Daraus folgt, dass ein Fahrzeugführer davon auszugehen hat, dass er sich mit seinem Fahrzeug auf einer besonders unfall- oder sonst gefahrenträchtigen Strecke befindet, wenn er ein geschwindigkeitsbeschränkendes Verkehrszeichen passiert. Der Erfolgsunwert seines Handels bzw. der Sorgfaltspflichtverstoß ist darin zu sehen, dass der Verkehrsteilnehmer, der die Geschwindigkeit seines Fahrzeugs nicht reduziert, die Gefahrenwarnung des Verkehrszeichens ignoriert und deshalb nicht nur sich, sondern auch andere Verkehrsteilnehmer gefährdet. Ist eine Unfall- oder Gefahrenstelle – wie vorliegend – nicht durch ein, sondern durch mehrere, mit Abstand hintereinander aufgestellte geschwindigkeitsbeschränkende Verkehrszeichen als solche besonders kenntlich gemacht, so wird dies einen verantwortungsbewussten Verkehrsteilnehmer in besonderer Weise dazu veranlassen, vorsichtig zu fahren und sich durch einen Blick auf den Tachometer zu vergewissern, ob er die vorgeschriebene Höchstgeschwindigkeit einhält bzw. sein Fahrverhalten entsprechend darauf einzustellen. Denn ein solcher Fahrer wird der Mehrfachfachbeschilderung die Warnung vor einer besonders gefährlichen und unfallträchtigen Stelle entnehmen. Ein Fahrer, der eine solche Beschilderungssituation ignoriert, handelt deshalb mit in zweifacher Hinsicht gesteigerter Fahrlässigkeit, denn er ignoriert nicht nur die Botschaft der besonderen Unfall- oder Gefahrenträchtigkeit, sondern dies auch nicht nur in einem kurzen Augenblick, sondern über einen längeren Zeitraum hin.
= = = = = = =
Wovon muss ein Fahrer laut dem Text zu Tempolimit-Schildern ausgehen, wenn er an einem solchen Schild vorbeifährt?

▶ _Bereitgestelltes Material_
= = = = = = =
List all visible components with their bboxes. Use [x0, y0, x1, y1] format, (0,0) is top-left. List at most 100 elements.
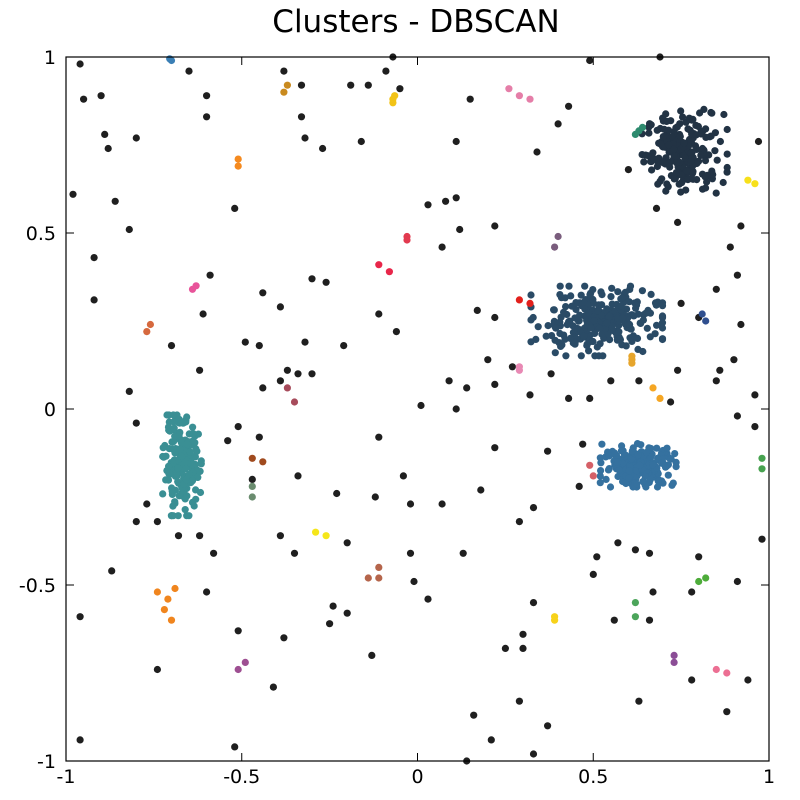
= = = = = = =
▶ _Antwort_
Er muss davon ausgehen, dass er auf einer besonders unfall- oder sonst gefahrenträchtigen Strecke fährt.